§ WHAT IS BEING ASKED
Reproduce the entries below, keeping every line unchanged.

## begin MATERIAL

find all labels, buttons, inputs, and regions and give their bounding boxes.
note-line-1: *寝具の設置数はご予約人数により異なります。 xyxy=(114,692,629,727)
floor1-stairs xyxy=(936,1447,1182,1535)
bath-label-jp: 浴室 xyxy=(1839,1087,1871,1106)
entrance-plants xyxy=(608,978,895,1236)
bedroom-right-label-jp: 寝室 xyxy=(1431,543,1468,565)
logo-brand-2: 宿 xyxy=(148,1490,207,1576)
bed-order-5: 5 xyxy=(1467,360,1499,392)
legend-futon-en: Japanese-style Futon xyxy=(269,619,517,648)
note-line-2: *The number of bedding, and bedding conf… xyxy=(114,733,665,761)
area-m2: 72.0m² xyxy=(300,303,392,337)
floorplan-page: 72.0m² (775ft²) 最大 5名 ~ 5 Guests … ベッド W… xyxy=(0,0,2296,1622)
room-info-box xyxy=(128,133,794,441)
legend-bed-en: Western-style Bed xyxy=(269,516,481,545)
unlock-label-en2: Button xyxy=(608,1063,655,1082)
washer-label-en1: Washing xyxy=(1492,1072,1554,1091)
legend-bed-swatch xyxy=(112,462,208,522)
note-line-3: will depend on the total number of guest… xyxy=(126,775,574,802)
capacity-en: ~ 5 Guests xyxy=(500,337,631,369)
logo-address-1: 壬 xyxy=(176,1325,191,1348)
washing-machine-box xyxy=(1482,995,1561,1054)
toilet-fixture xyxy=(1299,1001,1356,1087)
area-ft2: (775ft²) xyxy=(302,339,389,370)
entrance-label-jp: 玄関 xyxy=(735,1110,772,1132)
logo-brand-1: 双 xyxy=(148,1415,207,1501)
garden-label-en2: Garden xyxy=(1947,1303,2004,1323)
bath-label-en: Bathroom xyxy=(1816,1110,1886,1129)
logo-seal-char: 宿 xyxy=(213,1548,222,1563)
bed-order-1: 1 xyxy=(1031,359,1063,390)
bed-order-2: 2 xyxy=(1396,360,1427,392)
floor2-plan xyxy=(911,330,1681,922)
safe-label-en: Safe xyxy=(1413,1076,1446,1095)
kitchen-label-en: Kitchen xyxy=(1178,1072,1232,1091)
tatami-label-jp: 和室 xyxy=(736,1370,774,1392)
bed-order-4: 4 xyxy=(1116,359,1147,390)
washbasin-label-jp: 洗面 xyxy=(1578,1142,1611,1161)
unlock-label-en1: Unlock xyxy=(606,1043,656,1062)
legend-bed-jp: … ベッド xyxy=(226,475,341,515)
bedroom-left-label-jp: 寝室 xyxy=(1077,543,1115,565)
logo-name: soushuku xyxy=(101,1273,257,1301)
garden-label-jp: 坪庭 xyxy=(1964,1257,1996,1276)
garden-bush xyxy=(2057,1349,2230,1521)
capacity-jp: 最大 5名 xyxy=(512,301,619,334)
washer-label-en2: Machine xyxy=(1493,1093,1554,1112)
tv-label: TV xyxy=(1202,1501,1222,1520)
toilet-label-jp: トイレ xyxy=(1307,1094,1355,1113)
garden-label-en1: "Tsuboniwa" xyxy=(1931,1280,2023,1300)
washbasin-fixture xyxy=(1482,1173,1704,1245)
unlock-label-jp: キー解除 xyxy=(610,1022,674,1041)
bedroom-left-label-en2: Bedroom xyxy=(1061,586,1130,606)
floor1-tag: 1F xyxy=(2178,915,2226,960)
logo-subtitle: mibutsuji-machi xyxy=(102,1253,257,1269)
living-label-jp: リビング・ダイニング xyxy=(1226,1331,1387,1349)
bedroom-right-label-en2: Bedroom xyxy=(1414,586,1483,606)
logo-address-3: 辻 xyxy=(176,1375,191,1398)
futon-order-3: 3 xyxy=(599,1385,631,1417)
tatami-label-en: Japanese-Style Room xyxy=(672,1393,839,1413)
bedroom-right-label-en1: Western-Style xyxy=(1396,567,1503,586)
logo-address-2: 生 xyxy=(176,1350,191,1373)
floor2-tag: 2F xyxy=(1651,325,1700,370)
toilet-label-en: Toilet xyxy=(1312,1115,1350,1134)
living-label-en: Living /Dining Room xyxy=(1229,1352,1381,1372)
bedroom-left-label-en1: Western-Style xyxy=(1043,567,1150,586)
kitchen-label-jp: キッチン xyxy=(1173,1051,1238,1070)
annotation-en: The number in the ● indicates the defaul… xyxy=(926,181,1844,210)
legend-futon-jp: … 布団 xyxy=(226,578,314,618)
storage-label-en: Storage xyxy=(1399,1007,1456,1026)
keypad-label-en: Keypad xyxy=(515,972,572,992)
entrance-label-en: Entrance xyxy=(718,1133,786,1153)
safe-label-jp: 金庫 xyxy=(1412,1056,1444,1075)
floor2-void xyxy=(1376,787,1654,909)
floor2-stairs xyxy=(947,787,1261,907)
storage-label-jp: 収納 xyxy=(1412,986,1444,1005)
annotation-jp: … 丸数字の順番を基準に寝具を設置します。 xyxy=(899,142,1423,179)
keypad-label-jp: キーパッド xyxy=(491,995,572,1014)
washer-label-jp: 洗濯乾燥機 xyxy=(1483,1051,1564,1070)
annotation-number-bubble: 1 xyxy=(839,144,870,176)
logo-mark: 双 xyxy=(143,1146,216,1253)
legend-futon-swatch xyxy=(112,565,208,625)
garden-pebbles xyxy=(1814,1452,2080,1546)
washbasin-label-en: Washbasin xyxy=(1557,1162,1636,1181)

## end MATERIAL

§ SOLUTION
find all labels, buttons, inputs, and regions and give their bounding boxes.
note-line-1: *寝具の設置数はご予約人数により異なります。 xyxy=(114,692,629,727)
floor1-stairs xyxy=(936,1447,1182,1535)
bath-label-jp: 浴室 xyxy=(1839,1087,1871,1106)
entrance-plants xyxy=(608,978,895,1236)
bedroom-right-label-jp: 寝室 xyxy=(1431,543,1468,565)
logo-brand-2: 宿 xyxy=(148,1490,207,1576)
bed-order-5: 5 xyxy=(1467,360,1499,392)
legend-futon-en: Japanese-style Futon xyxy=(269,619,517,648)
note-line-2: *The number of bedding, and bedding conf… xyxy=(114,733,665,761)
area-m2: 72.0m² xyxy=(300,303,392,337)
floorplan-page: 72.0m² (775ft²) 最大 5名 ~ 5 Guests … ベッド W… xyxy=(0,0,2296,1622)
room-info-box xyxy=(128,133,794,441)
legend-bed-en: Western-style Bed xyxy=(269,516,481,545)
unlock-label-en2: Button xyxy=(608,1063,655,1082)
washer-label-en1: Washing xyxy=(1492,1072,1554,1091)
legend-bed-swatch xyxy=(112,462,208,522)
note-line-3: will depend on the total number of guest… xyxy=(126,775,574,802)
capacity-en: ~ 5 Guests xyxy=(500,337,631,369)
logo-address-1: 壬 xyxy=(176,1325,191,1348)
washing-machine-box xyxy=(1482,995,1561,1054)
toilet-fixture xyxy=(1299,1001,1356,1087)
area-ft2: (775ft²) xyxy=(302,339,389,370)
entrance-label-jp: 玄関 xyxy=(735,1110,772,1132)
logo-brand-1: 双 xyxy=(148,1415,207,1501)
garden-label-en2: Garden xyxy=(1947,1303,2004,1323)
bath-label-en: Bathroom xyxy=(1816,1110,1886,1129)
logo-seal-char: 宿 xyxy=(213,1548,222,1563)
bed-order-1: 1 xyxy=(1031,359,1063,390)
bed-order-2: 2 xyxy=(1396,360,1427,392)
floor2-plan xyxy=(911,330,1681,922)
safe-label-en: Safe xyxy=(1413,1076,1446,1095)
kitchen-label-en: Kitchen xyxy=(1178,1072,1232,1091)
tatami-label-jp: 和室 xyxy=(736,1370,774,1392)
bed-order-4: 4 xyxy=(1116,359,1147,390)
washbasin-label-jp: 洗面 xyxy=(1578,1142,1611,1161)
unlock-label-en1: Unlock xyxy=(606,1043,656,1062)
legend-bed-jp: … ベッド xyxy=(226,475,341,515)
bedroom-left-label-jp: 寝室 xyxy=(1077,543,1115,565)
logo-name: soushuku xyxy=(101,1273,257,1301)
garden-label-jp: 坪庭 xyxy=(1964,1257,1996,1276)
garden-bush xyxy=(2057,1349,2230,1521)
capacity-jp: 最大 5名 xyxy=(512,301,619,334)
washer-label-en2: Machine xyxy=(1493,1093,1554,1112)
tv-label: TV xyxy=(1202,1501,1222,1520)
toilet-label-jp: トイレ xyxy=(1307,1094,1355,1113)
garden-label-en1: "Tsuboniwa" xyxy=(1931,1280,2023,1300)
washbasin-fixture xyxy=(1482,1173,1704,1245)
unlock-label-jp: キー解除 xyxy=(610,1022,674,1041)
bedroom-left-label-en2: Bedroom xyxy=(1061,586,1130,606)
floor1-tag: 1F xyxy=(2178,915,2226,960)
logo-subtitle: mibutsuji-machi xyxy=(102,1253,257,1269)
living-label-jp: リビング・ダイニング xyxy=(1226,1331,1387,1349)
bedroom-right-label-en2: Bedroom xyxy=(1414,586,1483,606)
logo-address-3: 辻 xyxy=(176,1375,191,1398)
futon-order-3: 3 xyxy=(599,1385,631,1417)
tatami-label-en: Japanese-Style Room xyxy=(672,1393,839,1413)
bedroom-right-label-en1: Western-Style xyxy=(1396,567,1503,586)
logo-address-2: 生 xyxy=(176,1350,191,1373)
floor2-tag: 2F xyxy=(1651,325,1700,370)
toilet-label-en: Toilet xyxy=(1312,1115,1350,1134)
living-label-en: Living /Dining Room xyxy=(1229,1352,1381,1372)
bedroom-left-label-en1: Western-Style xyxy=(1043,567,1150,586)
kitchen-label-jp: キッチン xyxy=(1173,1051,1238,1070)
annotation-en: The number in the ● indicates the defaul… xyxy=(926,181,1844,210)
legend-futon-jp: … 布団 xyxy=(226,578,314,618)
storage-label-en: Storage xyxy=(1399,1007,1456,1026)
keypad-label-en: Keypad xyxy=(515,972,572,992)
entrance-label-en: Entrance xyxy=(718,1133,786,1153)
safe-label-jp: 金庫 xyxy=(1412,1056,1444,1075)
floor2-void xyxy=(1376,787,1654,909)
floor2-stairs xyxy=(947,787,1261,907)
storage-label-jp: 収納 xyxy=(1412,986,1444,1005)
annotation-jp: … 丸数字の順番を基準に寝具を設置します。 xyxy=(899,142,1423,179)
keypad-label-jp: キーパッド xyxy=(491,995,572,1014)
washer-label-jp: 洗濯乾燥機 xyxy=(1483,1051,1564,1070)
annotation-number-bubble: 1 xyxy=(839,144,870,176)
logo-mark: 双 xyxy=(143,1146,216,1253)
legend-futon-swatch xyxy=(112,565,208,625)
garden-pebbles xyxy=(1814,1452,2080,1546)
washbasin-label-en: Washbasin xyxy=(1557,1162,1636,1181)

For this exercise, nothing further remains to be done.